### DATA ###

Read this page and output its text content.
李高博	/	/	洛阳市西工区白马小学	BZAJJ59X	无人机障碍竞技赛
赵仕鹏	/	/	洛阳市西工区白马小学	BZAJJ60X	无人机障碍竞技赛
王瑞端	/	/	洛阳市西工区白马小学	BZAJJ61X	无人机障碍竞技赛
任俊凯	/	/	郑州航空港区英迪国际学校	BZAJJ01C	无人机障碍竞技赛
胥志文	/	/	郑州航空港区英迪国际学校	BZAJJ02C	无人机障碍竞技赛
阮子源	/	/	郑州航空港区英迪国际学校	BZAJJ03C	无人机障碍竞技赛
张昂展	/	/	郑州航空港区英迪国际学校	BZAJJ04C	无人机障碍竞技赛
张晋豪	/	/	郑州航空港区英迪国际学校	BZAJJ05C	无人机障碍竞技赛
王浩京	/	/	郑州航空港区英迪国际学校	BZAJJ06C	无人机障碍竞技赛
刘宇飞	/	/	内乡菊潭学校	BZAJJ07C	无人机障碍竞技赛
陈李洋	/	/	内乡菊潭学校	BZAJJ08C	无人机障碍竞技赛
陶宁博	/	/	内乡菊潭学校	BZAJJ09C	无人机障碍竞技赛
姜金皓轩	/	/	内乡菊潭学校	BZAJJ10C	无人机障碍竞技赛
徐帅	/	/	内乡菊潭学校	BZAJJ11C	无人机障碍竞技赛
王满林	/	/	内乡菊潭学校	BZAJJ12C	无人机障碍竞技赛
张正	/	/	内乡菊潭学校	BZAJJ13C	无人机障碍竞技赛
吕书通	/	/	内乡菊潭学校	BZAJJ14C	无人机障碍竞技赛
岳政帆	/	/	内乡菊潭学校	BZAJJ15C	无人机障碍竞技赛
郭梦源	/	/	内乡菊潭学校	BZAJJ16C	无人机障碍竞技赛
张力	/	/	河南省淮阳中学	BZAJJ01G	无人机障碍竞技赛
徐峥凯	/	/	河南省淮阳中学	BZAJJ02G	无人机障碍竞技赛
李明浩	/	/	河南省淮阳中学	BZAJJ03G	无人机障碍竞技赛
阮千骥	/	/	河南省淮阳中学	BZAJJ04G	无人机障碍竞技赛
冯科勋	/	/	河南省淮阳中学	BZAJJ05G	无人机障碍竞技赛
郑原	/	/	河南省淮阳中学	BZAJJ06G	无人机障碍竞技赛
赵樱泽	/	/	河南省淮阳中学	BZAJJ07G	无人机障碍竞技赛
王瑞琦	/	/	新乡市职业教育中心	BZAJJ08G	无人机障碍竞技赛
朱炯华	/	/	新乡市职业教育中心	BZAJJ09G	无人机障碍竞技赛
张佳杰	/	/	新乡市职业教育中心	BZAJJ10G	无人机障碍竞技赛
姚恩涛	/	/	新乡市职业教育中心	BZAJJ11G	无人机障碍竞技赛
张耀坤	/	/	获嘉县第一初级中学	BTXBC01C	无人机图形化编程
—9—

###

## AIM OF THE EXERCISE
Copy down the material exactly as written.

## TASK SOLUTION
Read this page and output its text content.
李高博	/	/	洛阳市西工区白马小学	BZAJJ59X	无人机障碍竞技赛
赵仕鹏	/	/	洛阳市西工区白马小学	BZAJJ60X	无人机障碍竞技赛
王瑞端	/	/	洛阳市西工区白马小学	BZAJJ61X	无人机障碍竞技赛
任俊凯	/	/	郑州航空港区英迪国际学校	BZAJJ01C	无人机障碍竞技赛
胥志文	/	/	郑州航空港区英迪国际学校	BZAJJ02C	无人机障碍竞技赛
阮子源	/	/	郑州航空港区英迪国际学校	BZAJJ03C	无人机障碍竞技赛
张昂展	/	/	郑州航空港区英迪国际学校	BZAJJ04C	无人机障碍竞技赛
张晋豪	/	/	郑州航空港区英迪国际学校	BZAJJ05C	无人机障碍竞技赛
王浩京	/	/	郑州航空港区英迪国际学校	BZAJJ06C	无人机障碍竞技赛
刘宇飞	/	/	内乡菊潭学校	BZAJJ07C	无人机障碍竞技赛
陈李洋	/	/	内乡菊潭学校	BZAJJ08C	无人机障碍竞技赛
陶宁博	/	/	内乡菊潭学校	BZAJJ09C	无人机障碍竞技赛
姜金皓轩	/	/	内乡菊潭学校	BZAJJ10C	无人机障碍竞技赛
徐帅	/	/	内乡菊潭学校	BZAJJ11C	无人机障碍竞技赛
王满林	/	/	内乡菊潭学校	BZAJJ12C	无人机障碍竞技赛
张正	/	/	内乡菊潭学校	BZAJJ13C	无人机障碍竞技赛
吕书通	/	/	内乡菊潭学校	BZAJJ14C	无人机障碍竞技赛
岳政帆	/	/	内乡菊潭学校	BZAJJ15C	无人机障碍竞技赛
郭梦源	/	/	内乡菊潭学校	BZAJJ16C	无人机障碍竞技赛
张力	/	/	河南省淮阳中学	BZAJJ01G	无人机障碍竞技赛
徐峥凯	/	/	河南省淮阳中学	BZAJJ02G	无人机障碍竞技赛
李明浩	/	/	河南省淮阳中学	BZAJJ03G	无人机障碍竞技赛
阮千骥	/	/	河南省淮阳中学	BZAJJ04G	无人机障碍竞技赛
冯科勋	/	/	河南省淮阳中学	BZAJJ05G	无人机障碍竞技赛
郑原	/	/	河南省淮阳中学	BZAJJ06G	无人机障碍竞技赛
赵樱泽	/	/	河南省淮阳中学	BZAJJ07G	无人机障碍竞技赛
王瑞琦	/	/	新乡市职业教育中心	BZAJJ08G	无人机障碍竞技赛
朱炯华	/	/	新乡市职业教育中心	BZAJJ09G	无人机障碍竞技赛
张佳杰	/	/	新乡市职业教育中心	BZAJJ10G	无人机障碍竞技赛
姚恩涛	/	/	新乡市职业教育中心	BZAJJ11G	无人机障碍竞技赛
张耀坤	/	/	获嘉县第一初级中学	BTXBC01C	无人机图形化编程
—9—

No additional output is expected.